Request :: Identify all lines below that hold "fail" and collect them.
* * * * *
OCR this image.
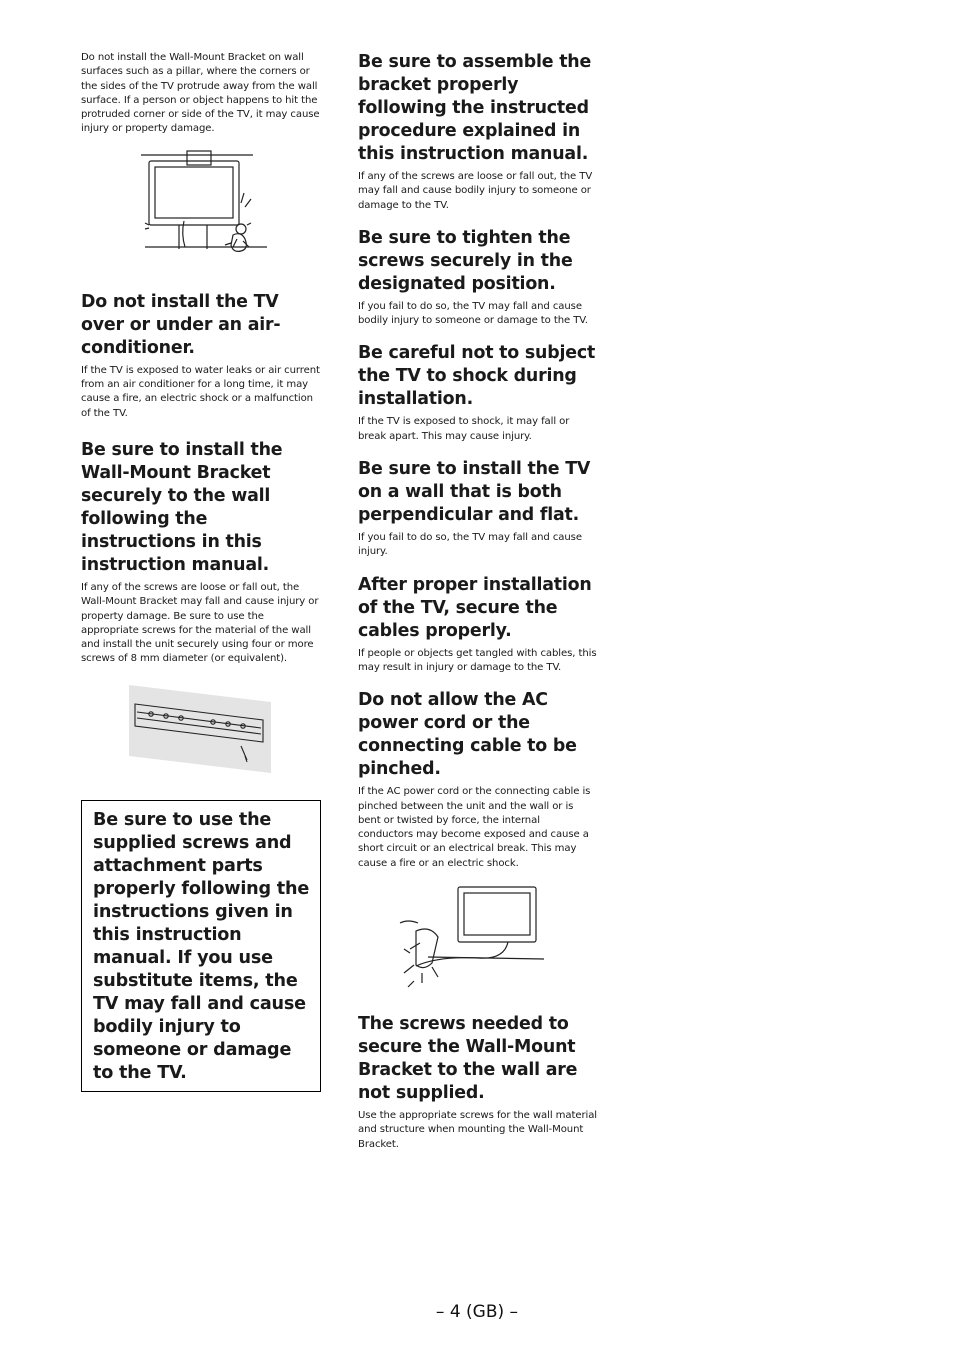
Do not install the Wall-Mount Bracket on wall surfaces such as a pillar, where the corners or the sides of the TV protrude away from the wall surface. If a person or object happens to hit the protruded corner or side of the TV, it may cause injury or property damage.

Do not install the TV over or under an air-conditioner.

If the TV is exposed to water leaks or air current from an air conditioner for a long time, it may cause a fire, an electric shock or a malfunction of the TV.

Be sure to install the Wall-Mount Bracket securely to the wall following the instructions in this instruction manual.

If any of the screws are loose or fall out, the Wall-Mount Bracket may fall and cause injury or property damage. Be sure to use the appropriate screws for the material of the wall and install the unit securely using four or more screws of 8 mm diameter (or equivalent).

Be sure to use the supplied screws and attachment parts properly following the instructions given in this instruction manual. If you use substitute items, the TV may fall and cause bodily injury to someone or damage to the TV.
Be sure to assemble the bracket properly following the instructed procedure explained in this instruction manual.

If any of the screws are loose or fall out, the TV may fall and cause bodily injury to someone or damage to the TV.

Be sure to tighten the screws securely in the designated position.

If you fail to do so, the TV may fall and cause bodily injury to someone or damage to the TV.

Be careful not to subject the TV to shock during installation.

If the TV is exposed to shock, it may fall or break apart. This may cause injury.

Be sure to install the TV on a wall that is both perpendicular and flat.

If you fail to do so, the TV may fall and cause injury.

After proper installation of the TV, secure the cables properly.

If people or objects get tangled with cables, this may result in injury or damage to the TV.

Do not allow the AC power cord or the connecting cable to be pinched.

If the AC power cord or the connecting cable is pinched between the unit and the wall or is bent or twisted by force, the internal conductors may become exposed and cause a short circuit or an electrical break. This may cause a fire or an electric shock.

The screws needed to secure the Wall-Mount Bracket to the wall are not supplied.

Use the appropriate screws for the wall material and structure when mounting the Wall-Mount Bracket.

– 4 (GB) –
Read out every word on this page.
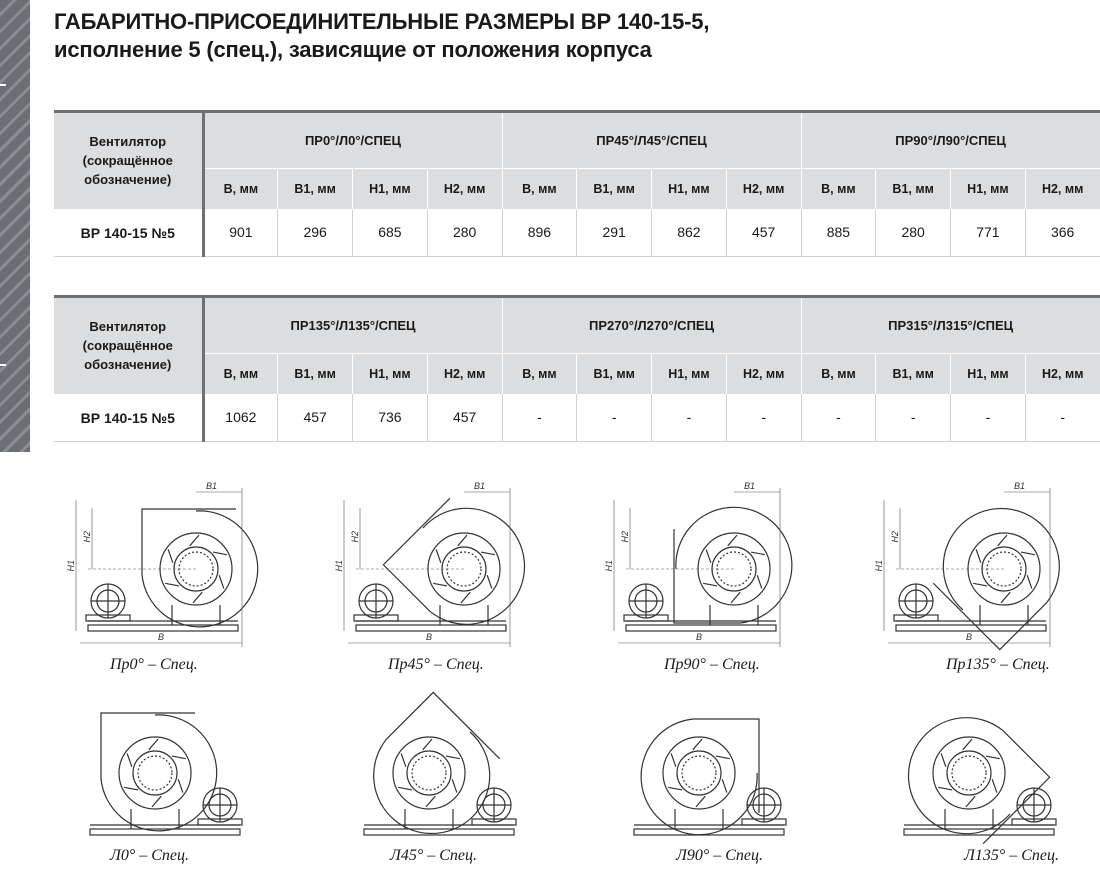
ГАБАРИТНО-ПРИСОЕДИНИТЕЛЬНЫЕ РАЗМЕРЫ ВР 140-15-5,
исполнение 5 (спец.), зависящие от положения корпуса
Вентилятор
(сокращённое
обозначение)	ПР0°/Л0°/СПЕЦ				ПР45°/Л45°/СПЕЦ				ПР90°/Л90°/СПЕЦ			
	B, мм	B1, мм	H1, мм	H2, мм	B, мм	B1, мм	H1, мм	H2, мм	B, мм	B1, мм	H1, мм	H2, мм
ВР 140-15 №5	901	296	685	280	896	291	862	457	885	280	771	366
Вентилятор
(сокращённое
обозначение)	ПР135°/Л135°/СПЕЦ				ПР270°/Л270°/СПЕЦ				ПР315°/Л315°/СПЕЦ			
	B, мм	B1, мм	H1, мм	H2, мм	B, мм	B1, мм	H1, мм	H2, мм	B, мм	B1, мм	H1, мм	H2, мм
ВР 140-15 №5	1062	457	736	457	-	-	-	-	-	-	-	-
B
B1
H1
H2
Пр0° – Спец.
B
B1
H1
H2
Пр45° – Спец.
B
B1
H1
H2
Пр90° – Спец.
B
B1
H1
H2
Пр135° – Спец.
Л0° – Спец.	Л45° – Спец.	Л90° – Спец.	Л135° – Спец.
* * * * *
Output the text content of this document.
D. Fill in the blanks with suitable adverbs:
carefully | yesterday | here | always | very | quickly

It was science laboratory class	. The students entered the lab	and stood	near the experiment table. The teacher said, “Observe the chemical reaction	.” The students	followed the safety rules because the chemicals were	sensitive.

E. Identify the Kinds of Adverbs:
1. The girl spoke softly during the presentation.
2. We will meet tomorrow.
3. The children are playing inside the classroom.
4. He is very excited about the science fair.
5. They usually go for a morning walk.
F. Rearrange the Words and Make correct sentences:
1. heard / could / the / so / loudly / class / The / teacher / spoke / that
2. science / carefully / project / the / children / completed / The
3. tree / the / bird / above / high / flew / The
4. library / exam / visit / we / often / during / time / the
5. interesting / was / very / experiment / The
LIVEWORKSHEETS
* * * * *
Solution for this exercise ::
If you fail to do so, the TV may fall and cause bodily injury to someone or damage to the TV.
If you fail to do so, the TV may fall and cause injury.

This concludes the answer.